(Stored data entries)
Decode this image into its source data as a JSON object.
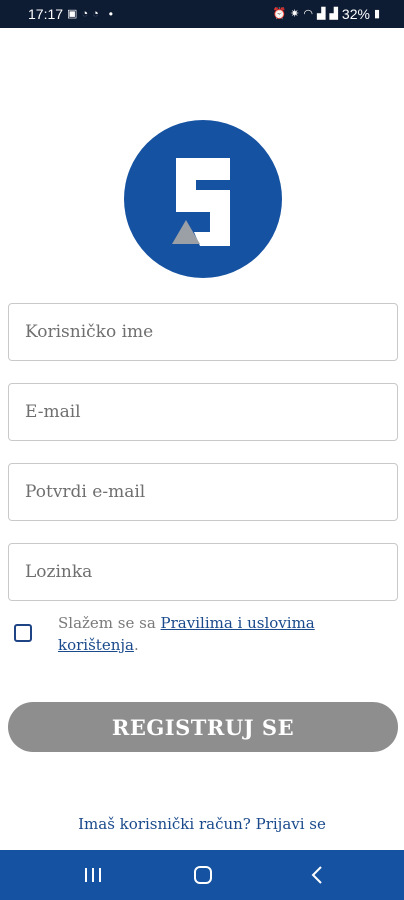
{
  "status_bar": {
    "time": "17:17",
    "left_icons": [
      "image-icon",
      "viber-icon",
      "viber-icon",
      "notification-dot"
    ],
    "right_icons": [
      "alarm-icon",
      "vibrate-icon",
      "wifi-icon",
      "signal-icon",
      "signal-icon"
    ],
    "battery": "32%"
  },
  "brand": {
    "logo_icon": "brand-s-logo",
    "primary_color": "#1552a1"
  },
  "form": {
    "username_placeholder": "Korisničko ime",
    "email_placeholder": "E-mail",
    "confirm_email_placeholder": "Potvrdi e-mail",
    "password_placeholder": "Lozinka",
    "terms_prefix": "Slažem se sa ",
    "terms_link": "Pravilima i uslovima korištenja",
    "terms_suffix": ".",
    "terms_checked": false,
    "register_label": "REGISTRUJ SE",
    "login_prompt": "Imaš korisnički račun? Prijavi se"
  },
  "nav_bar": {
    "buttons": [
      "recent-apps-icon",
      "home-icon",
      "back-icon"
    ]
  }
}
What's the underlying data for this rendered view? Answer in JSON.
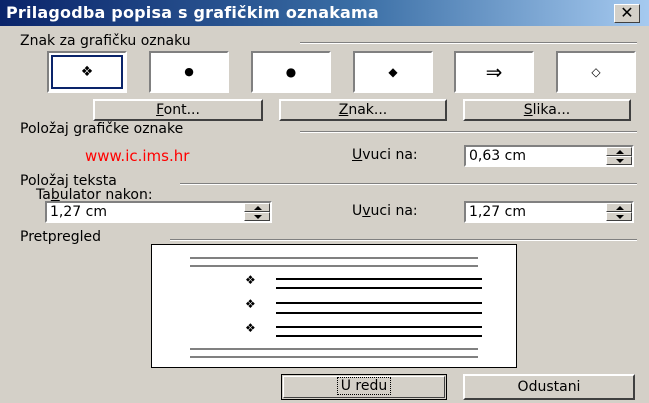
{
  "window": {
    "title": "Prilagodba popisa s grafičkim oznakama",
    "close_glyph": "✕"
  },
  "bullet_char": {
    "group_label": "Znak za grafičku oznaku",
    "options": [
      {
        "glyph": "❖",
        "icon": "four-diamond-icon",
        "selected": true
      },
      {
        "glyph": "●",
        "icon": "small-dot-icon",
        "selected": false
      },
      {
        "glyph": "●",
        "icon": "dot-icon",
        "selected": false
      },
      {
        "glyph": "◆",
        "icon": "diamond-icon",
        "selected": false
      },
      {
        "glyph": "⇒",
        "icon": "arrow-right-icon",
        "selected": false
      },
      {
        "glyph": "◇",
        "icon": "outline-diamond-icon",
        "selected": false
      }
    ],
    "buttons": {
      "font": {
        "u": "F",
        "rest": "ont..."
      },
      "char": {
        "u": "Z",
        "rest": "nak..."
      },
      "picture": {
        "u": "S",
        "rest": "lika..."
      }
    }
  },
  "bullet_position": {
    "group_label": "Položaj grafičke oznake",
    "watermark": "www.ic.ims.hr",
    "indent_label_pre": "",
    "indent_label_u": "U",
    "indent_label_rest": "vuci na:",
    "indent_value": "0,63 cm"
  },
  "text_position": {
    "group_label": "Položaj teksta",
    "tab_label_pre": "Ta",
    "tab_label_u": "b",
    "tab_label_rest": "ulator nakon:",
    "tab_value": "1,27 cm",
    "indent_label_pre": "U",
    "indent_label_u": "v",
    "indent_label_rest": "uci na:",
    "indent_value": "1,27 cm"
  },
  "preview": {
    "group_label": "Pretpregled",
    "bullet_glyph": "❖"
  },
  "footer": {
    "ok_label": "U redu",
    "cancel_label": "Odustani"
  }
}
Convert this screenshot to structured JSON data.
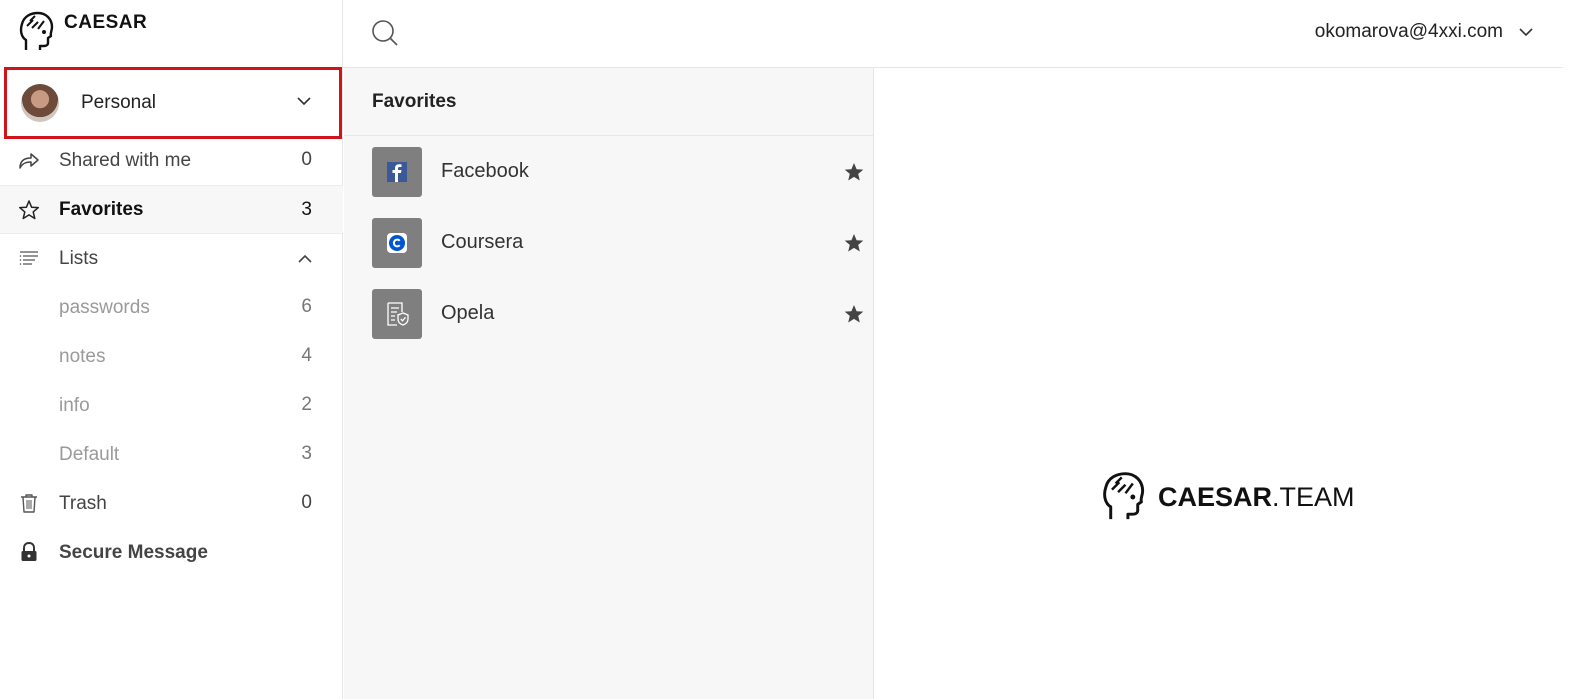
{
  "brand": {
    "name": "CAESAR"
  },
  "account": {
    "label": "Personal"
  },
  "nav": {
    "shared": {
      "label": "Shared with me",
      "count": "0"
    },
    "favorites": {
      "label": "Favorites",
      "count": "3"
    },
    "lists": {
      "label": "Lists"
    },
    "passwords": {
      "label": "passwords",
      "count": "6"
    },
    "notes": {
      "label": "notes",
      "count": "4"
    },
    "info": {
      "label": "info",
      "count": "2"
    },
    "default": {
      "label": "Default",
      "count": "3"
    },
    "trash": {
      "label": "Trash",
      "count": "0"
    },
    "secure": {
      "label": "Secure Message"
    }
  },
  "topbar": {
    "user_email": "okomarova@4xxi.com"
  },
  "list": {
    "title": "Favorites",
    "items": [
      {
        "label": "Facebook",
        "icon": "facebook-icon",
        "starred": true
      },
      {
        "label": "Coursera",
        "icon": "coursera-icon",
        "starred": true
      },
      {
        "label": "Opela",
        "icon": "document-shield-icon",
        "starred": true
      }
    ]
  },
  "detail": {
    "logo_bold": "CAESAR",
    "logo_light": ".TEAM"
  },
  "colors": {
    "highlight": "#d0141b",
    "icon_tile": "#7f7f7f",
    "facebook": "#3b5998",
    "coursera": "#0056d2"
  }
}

[JOB] Copy the data word for word. Pictures do not go in the copy.

[RESULT OF THE EXERCISE]
Decode this image into its source data as a JSON object.
{
  "status_bar": {
    "time": "17:17",
    "left_icons": [
      "image-icon",
      "viber-icon",
      "viber-icon",
      "notification-dot"
    ],
    "right_icons": [
      "alarm-icon",
      "vibrate-icon",
      "wifi-icon",
      "signal-icon",
      "signal-icon"
    ],
    "battery": "32%"
  },
  "brand": {
    "logo_icon": "brand-s-logo",
    "primary_color": "#1552a1"
  },
  "form": {
    "username_placeholder": "Korisničko ime",
    "email_placeholder": "E-mail",
    "confirm_email_placeholder": "Potvrdi e-mail",
    "password_placeholder": "Lozinka",
    "terms_prefix": "Slažem se sa ",
    "terms_link": "Pravilima i uslovima korištenja",
    "terms_suffix": ".",
    "terms_checked": false,
    "register_label": "REGISTRUJ SE",
    "login_prompt": "Imaš korisnički račun? Prijavi se"
  },
  "nav_bar": {
    "buttons": [
      "recent-apps-icon",
      "home-icon",
      "back-icon"
    ]
  }
}
What's the underlying data for this rendered view? Answer in JSON.
{
  "window": {
    "title": "Prilagodba popisa s grafičkim oznakama",
    "close_glyph": "✕"
  },
  "bullet_char": {
    "group_label": "Znak za grafičku oznaku",
    "options": [
      {
        "glyph": "❖",
        "icon": "four-diamond-icon",
        "selected": true
      },
      {
        "glyph": "●",
        "icon": "small-dot-icon",
        "selected": false
      },
      {
        "glyph": "●",
        "icon": "dot-icon",
        "selected": false
      },
      {
        "glyph": "◆",
        "icon": "diamond-icon",
        "selected": false
      },
      {
        "glyph": "⇒",
        "icon": "arrow-right-icon",
        "selected": false
      },
      {
        "glyph": "◇",
        "icon": "outline-diamond-icon",
        "selected": false
      }
    ],
    "buttons": {
      "font": {
        "u": "F",
        "rest": "ont..."
      },
      "char": {
        "u": "Z",
        "rest": "nak..."
      },
      "picture": {
        "u": "S",
        "rest": "lika..."
      }
    }
  },
  "bullet_position": {
    "group_label": "Položaj grafičke oznake",
    "watermark": "www.ic.ims.hr",
    "indent_label_pre": "",
    "indent_label_u": "U",
    "indent_label_rest": "vuci na:",
    "indent_value": "0,63 cm"
  },
  "text_position": {
    "group_label": "Položaj teksta",
    "tab_label_pre": "Ta",
    "tab_label_u": "b",
    "tab_label_rest": "ulator nakon:",
    "tab_value": "1,27 cm",
    "indent_label_pre": "U",
    "indent_label_u": "v",
    "indent_label_rest": "uci na:",
    "indent_value": "1,27 cm"
  },
  "preview": {
    "group_label": "Pretpregled",
    "bullet_glyph": "❖"
  },
  "footer": {
    "ok_label": "U redu",
    "cancel_label": "Odustani"
  }
}
Convert this screenshot to structured JSON data.
{
  "brand": {
    "name": "CAESAR"
  },
  "account": {
    "label": "Personal"
  },
  "nav": {
    "shared": {
      "label": "Shared with me",
      "count": "0"
    },
    "favorites": {
      "label": "Favorites",
      "count": "3"
    },
    "lists": {
      "label": "Lists"
    },
    "passwords": {
      "label": "passwords",
      "count": "6"
    },
    "notes": {
      "label": "notes",
      "count": "4"
    },
    "info": {
      "label": "info",
      "count": "2"
    },
    "default": {
      "label": "Default",
      "count": "3"
    },
    "trash": {
      "label": "Trash",
      "count": "0"
    },
    "secure": {
      "label": "Secure Message"
    }
  },
  "topbar": {
    "user_email": "okomarova@4xxi.com"
  },
  "list": {
    "title": "Favorites",
    "items": [
      {
        "label": "Facebook",
        "icon": "facebook-icon",
        "starred": true
      },
      {
        "label": "Coursera",
        "icon": "coursera-icon",
        "starred": true
      },
      {
        "label": "Opela",
        "icon": "document-shield-icon",
        "starred": true
      }
    ]
  },
  "detail": {
    "logo_bold": "CAESAR",
    "logo_light": ".TEAM"
  },
  "colors": {
    "highlight": "#d0141b",
    "icon_tile": "#7f7f7f",
    "facebook": "#3b5998",
    "coursera": "#0056d2"
  }
}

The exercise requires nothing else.